### What is asked
Write out every record below exactly as it appears.

### Listing
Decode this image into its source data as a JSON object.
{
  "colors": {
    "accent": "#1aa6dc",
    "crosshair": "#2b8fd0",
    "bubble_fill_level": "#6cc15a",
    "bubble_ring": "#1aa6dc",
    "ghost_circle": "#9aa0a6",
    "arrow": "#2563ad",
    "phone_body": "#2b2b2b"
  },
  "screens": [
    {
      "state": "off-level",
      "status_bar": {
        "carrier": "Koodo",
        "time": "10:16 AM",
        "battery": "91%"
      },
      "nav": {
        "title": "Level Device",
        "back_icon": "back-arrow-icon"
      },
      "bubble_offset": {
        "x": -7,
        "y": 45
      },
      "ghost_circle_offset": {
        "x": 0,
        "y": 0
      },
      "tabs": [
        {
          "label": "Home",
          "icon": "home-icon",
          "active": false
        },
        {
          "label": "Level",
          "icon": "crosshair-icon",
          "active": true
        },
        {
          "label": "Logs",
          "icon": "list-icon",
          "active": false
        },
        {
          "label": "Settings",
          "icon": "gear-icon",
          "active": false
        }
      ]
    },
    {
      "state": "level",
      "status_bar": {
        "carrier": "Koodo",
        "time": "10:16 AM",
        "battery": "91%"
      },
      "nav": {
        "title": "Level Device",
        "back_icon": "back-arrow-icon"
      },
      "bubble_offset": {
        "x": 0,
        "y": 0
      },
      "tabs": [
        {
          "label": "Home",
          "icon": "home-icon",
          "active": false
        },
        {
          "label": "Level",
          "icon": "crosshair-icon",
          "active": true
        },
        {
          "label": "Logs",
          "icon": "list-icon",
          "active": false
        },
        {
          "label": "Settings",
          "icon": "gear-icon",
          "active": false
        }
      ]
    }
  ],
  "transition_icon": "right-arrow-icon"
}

### Final answer
Decode this image into its source data as a JSON object.
{
  "colors": {
    "accent": "#1aa6dc",
    "crosshair": "#2b8fd0",
    "bubble_fill_level": "#6cc15a",
    "bubble_ring": "#1aa6dc",
    "ghost_circle": "#9aa0a6",
    "arrow": "#2563ad",
    "phone_body": "#2b2b2b"
  },
  "screens": [
    {
      "state": "off-level",
      "status_bar": {
        "carrier": "Koodo",
        "time": "10:16 AM",
        "battery": "91%"
      },
      "nav": {
        "title": "Level Device",
        "back_icon": "back-arrow-icon"
      },
      "bubble_offset": {
        "x": -7,
        "y": 45
      },
      "ghost_circle_offset": {
        "x": 0,
        "y": 0
      },
      "tabs": [
        {
          "label": "Home",
          "icon": "home-icon",
          "active": false
        },
        {
          "label": "Level",
          "icon": "crosshair-icon",
          "active": true
        },
        {
          "label": "Logs",
          "icon": "list-icon",
          "active": false
        },
        {
          "label": "Settings",
          "icon": "gear-icon",
          "active": false
        }
      ]
    },
    {
      "state": "level",
      "status_bar": {
        "carrier": "Koodo",
        "time": "10:16 AM",
        "battery": "91%"
      },
      "nav": {
        "title": "Level Device",
        "back_icon": "back-arrow-icon"
      },
      "bubble_offset": {
        "x": 0,
        "y": 0
      },
      "tabs": [
        {
          "label": "Home",
          "icon": "home-icon",
          "active": false
        },
        {
          "label": "Level",
          "icon": "crosshair-icon",
          "active": true
        },
        {
          "label": "Logs",
          "icon": "list-icon",
          "active": false
        },
        {
          "label": "Settings",
          "icon": "gear-icon",
          "active": false
        }
      ]
    }
  ],
  "transition_icon": "right-arrow-icon"
}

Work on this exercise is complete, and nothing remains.